TEXT PASSAGE -
One of the main aspects of Asperger’s is rigid thinking, which I certainly have! For one thing, I fail to understand how people can ‘not read’. I consider myself deprived if I don’t read for at least two hours every day.

This is for everyone who says they don’t have time to read: we all have exactly the same amount of time – twenty four hours every day! We choose how to use them. If you choose to prioritise other things above reading, that’s your business, but don’t try to pretend it isn’t your choice.

One other main aspect of my rigid thinking is very harsh views on punctuality. I will not cancel or be late, ever. Even if I’m terribly sick, unless I’m in hospital, I will drag myself to whatever arrangements I have, no matter what. Unfortunately, I expect the same high standards from everyone else as I do from myself, which obviously leads to a lot of disappointment and frustration for me.

When I was seventeen I started tutoring maths. I didn’t know what it would be like – when the head of the maths department came asking for volunteers, I thought I’d give it a try. In fact, I loved it. To this day I still tutor every afternoon. Most of my students are in high school, but I have a few juniors, too.

When the time came for me to leave school, I had to make a choice. I had to choose between science and fantasy. The two things I always loved at school were maths and English creative writing. I had an amazing talent to take any topic – no matter how normal it sounded – and turn it into a fantasy story. I also had an inability to remain below word limits, but my teacher was really nice about it.

However, while I lived for reading, I hated most of the set works the school chose for us – for someone who loves fantasy, The Great Gatsby was just incredibly dull. If I studied English at university, I wouldn’t be able to specialise in creative writing for years, and I’d have to suffer reading books I hated. I decided that was definitely not an option.

So I went for maths. I got into UCT and started off my BSc. It soon became evident that this wasn’t the right path for me, either. I hated it and was really miserable there. That’s when I started writing.

I hadn’t written anything in the year since school ended. I just sat down at the computer one day and started. I had no idea where I was going, but a story emerged from under my fingers. From that day, writing has become every bit as essential to my life as reading.

Because of my Asperger’s, I often find the real world very difficult to relate to. Fantasy is always there for me when life is too much, whether it is reading or writing I need. I form intense connections with characters, more so than with many real people.

It took me a long time to decide to send my book to publishers – I was afraid of rejection and how it would make me feel. Finally, I decided that it was worth the risk, that I wanted to be published more than I wanted to feel safe and secure. I started sending.

WHAT TO PRODUCE -
Replace every "fantasy" with "adventure" in the passage, starting with "When the time" and going on through "not an option.", and write out that part again. Work only from the passage above.

DATASET RECORDS -

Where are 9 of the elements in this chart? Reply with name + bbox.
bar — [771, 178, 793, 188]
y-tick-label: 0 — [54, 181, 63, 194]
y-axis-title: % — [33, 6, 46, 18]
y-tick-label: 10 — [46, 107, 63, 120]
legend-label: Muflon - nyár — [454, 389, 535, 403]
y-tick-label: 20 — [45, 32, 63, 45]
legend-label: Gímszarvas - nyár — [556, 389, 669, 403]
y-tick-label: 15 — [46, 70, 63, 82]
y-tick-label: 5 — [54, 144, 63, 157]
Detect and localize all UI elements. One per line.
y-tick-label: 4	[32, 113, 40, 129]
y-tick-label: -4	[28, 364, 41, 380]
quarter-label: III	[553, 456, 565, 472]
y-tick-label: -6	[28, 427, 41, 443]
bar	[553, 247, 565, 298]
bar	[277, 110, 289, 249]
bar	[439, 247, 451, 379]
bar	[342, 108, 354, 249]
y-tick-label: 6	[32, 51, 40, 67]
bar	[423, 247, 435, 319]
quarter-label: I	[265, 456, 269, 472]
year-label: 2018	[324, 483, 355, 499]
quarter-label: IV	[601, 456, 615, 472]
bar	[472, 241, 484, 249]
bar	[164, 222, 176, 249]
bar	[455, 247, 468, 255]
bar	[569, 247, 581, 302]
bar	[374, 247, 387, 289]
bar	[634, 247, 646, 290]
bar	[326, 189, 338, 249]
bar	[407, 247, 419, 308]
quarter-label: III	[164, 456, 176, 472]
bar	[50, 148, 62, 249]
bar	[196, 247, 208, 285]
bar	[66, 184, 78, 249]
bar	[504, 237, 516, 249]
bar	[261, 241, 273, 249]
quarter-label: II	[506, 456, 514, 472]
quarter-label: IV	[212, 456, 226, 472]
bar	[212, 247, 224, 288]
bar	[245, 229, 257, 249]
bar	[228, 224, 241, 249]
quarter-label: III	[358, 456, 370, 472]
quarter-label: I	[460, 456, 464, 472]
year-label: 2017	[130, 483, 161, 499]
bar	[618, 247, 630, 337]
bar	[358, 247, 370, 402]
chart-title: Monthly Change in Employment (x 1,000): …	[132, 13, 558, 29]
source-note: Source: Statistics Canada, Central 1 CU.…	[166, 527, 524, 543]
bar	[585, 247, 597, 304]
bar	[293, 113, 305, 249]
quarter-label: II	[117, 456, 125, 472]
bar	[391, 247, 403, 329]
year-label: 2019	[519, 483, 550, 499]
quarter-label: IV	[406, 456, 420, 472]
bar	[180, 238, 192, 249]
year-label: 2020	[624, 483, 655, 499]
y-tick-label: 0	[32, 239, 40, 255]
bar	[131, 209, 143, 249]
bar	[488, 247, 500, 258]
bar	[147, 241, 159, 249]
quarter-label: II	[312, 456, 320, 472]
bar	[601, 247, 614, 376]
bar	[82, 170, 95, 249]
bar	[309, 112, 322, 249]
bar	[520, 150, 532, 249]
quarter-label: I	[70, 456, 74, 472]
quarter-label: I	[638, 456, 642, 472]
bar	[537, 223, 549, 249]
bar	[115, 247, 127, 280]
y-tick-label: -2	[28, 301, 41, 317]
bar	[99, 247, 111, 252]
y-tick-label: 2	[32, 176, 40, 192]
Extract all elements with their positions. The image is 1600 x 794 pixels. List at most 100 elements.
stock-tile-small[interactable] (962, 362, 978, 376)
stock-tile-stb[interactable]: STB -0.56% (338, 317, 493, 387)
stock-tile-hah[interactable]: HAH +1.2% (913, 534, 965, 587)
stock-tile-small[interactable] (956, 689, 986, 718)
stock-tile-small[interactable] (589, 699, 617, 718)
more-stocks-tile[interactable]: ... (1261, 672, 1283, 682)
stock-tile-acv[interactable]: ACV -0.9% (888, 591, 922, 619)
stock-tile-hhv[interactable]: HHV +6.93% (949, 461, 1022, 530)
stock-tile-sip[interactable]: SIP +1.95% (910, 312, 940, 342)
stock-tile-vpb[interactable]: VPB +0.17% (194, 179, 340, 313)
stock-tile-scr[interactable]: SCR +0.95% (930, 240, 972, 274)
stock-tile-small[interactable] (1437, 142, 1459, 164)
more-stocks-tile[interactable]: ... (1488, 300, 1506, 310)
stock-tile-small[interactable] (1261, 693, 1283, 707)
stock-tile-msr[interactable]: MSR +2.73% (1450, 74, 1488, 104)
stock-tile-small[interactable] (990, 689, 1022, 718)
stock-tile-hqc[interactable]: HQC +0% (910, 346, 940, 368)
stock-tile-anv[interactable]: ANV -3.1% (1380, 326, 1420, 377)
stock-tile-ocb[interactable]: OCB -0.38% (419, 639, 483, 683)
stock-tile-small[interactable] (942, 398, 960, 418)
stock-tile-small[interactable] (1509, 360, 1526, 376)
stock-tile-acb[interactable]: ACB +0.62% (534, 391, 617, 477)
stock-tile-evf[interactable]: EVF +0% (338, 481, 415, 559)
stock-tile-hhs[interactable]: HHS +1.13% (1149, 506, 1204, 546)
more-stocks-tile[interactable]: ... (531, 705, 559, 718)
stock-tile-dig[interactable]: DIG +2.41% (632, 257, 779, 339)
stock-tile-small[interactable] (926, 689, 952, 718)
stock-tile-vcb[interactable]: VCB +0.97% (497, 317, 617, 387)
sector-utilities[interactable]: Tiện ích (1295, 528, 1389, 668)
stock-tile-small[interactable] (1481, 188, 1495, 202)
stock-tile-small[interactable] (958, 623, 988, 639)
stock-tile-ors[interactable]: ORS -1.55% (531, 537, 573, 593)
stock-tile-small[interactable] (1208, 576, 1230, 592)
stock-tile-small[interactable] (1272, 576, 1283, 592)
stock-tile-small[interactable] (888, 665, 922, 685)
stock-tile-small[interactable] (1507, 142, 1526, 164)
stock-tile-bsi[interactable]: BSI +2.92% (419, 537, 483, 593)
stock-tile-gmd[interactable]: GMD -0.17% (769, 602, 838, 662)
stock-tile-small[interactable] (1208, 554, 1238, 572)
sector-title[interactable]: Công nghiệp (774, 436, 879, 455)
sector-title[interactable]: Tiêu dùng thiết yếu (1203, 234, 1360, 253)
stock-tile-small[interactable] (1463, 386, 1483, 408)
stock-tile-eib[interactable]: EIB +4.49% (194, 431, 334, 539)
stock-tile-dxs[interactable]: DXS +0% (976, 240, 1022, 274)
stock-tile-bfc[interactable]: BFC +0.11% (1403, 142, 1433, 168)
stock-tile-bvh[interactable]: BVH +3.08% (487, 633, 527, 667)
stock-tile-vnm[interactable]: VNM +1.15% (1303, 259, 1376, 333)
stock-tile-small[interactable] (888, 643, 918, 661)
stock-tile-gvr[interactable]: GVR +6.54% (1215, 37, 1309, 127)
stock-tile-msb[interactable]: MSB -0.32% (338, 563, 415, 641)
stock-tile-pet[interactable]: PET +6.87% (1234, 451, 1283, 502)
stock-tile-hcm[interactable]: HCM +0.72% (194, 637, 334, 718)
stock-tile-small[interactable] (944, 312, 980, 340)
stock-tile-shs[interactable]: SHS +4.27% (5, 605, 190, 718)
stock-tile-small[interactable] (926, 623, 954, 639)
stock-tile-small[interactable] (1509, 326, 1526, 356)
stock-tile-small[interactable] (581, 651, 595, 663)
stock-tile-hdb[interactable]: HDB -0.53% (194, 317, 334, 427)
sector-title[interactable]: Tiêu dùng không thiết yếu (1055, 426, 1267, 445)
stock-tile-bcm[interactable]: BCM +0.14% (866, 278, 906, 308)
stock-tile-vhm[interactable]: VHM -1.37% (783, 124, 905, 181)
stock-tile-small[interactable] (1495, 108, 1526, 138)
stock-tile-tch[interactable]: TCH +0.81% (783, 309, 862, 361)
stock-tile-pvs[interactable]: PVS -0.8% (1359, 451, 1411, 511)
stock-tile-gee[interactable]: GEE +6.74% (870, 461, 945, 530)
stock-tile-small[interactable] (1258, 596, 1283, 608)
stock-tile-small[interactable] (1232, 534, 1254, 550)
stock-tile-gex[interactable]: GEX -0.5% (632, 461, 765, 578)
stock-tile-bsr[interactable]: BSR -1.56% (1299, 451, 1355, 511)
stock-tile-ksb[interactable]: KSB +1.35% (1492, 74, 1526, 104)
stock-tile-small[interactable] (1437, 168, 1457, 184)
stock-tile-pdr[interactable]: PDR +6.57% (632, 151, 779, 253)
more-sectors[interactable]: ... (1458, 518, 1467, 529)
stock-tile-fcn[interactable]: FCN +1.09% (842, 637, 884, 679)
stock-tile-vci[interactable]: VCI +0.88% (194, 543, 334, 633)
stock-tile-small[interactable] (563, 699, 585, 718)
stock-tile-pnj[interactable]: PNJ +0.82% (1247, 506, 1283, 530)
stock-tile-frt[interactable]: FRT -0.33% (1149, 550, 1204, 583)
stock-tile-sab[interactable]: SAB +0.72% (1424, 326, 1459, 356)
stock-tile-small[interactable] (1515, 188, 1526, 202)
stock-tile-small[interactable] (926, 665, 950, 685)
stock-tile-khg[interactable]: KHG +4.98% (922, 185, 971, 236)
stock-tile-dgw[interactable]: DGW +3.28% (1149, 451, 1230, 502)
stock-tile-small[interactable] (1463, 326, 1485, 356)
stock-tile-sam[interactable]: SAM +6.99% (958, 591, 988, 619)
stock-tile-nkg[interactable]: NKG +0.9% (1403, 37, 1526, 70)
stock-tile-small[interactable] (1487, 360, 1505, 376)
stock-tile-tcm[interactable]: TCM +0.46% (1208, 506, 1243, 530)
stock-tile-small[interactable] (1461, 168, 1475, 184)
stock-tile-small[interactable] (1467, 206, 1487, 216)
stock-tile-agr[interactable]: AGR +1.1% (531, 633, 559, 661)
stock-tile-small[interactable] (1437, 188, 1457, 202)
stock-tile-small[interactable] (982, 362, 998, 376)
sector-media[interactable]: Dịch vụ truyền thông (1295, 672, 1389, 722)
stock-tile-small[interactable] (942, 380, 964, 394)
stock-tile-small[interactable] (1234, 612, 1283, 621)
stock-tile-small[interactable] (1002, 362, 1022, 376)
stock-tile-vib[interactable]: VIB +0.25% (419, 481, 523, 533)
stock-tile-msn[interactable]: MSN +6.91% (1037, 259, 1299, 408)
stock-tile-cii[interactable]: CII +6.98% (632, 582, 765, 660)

EXERCISE SOLUTION -
When the time came for me to leave school, I had to make a choice. I had to choose between science and adventure. The two things I always loved at school were maths and English creative writing. I had an amazing talent to take any topic – no matter how normal it sounded – and turn it into a adventure story. I also had an inability to remain below word limits, but my teacher was really nice about it.

However, while I lived for reading, I hated most of the set works the school chose for us – for someone who loves adventure, The Great Gatsby was just incredibly dull. If I studied English at university, I wouldn’t be able to specialise in creative writing for years, and I’d have to suffer reading books I hated. I decided that was definitely not an option.